» **Aim of the task**
Pull every line of the entries that has the word "this".

» **Dataset rows**

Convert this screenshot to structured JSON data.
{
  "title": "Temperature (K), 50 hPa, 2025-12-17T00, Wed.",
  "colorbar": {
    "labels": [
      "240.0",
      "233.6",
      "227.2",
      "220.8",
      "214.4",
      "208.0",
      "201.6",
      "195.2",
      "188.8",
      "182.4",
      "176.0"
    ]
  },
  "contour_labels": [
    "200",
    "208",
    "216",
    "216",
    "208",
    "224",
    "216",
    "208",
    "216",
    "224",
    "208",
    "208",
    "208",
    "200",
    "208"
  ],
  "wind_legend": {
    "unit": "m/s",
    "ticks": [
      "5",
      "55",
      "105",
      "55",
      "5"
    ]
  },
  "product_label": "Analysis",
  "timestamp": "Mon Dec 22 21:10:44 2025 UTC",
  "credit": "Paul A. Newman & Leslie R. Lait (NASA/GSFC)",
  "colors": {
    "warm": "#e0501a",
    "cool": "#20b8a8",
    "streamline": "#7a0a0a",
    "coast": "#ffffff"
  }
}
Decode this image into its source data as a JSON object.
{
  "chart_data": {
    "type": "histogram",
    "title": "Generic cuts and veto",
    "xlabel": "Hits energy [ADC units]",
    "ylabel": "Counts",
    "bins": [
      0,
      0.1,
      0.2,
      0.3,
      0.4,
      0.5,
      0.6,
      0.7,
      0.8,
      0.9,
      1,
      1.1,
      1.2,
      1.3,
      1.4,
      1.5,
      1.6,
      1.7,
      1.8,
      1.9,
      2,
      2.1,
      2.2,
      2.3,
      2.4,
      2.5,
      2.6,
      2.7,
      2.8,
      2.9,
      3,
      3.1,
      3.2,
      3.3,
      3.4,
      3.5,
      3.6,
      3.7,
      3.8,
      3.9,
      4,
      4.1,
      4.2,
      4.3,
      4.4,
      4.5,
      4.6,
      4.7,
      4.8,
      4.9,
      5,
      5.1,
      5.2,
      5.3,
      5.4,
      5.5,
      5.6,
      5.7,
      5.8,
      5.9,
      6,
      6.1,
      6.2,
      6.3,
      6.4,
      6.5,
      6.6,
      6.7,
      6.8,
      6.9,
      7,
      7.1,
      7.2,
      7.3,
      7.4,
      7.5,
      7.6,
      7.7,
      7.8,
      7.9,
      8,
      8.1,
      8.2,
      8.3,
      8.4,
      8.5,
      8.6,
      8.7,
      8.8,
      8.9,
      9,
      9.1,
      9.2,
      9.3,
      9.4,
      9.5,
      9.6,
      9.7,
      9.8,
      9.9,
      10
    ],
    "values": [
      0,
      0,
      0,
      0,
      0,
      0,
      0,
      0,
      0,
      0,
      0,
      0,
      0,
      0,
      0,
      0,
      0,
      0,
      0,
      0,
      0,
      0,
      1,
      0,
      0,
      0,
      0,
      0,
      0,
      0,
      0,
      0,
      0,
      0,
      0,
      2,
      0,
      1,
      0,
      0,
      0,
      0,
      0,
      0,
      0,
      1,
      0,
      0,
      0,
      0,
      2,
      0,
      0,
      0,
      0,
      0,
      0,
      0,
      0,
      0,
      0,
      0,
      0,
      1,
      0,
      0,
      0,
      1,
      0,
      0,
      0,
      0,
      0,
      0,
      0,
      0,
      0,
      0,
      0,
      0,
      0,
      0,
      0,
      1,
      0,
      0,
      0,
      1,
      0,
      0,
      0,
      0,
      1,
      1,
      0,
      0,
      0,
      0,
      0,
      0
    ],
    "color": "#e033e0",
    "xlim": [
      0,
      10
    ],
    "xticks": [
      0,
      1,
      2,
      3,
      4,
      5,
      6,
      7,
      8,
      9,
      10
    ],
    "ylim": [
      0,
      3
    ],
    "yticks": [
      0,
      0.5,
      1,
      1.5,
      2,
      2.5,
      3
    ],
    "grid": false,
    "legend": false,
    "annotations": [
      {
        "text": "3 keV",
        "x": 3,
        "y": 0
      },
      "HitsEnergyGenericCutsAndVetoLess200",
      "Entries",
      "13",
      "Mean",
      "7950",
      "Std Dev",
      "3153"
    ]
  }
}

» **The solution**
Convert this screenshot to structured JSON data.
Decode this image into its source data as a JSON object.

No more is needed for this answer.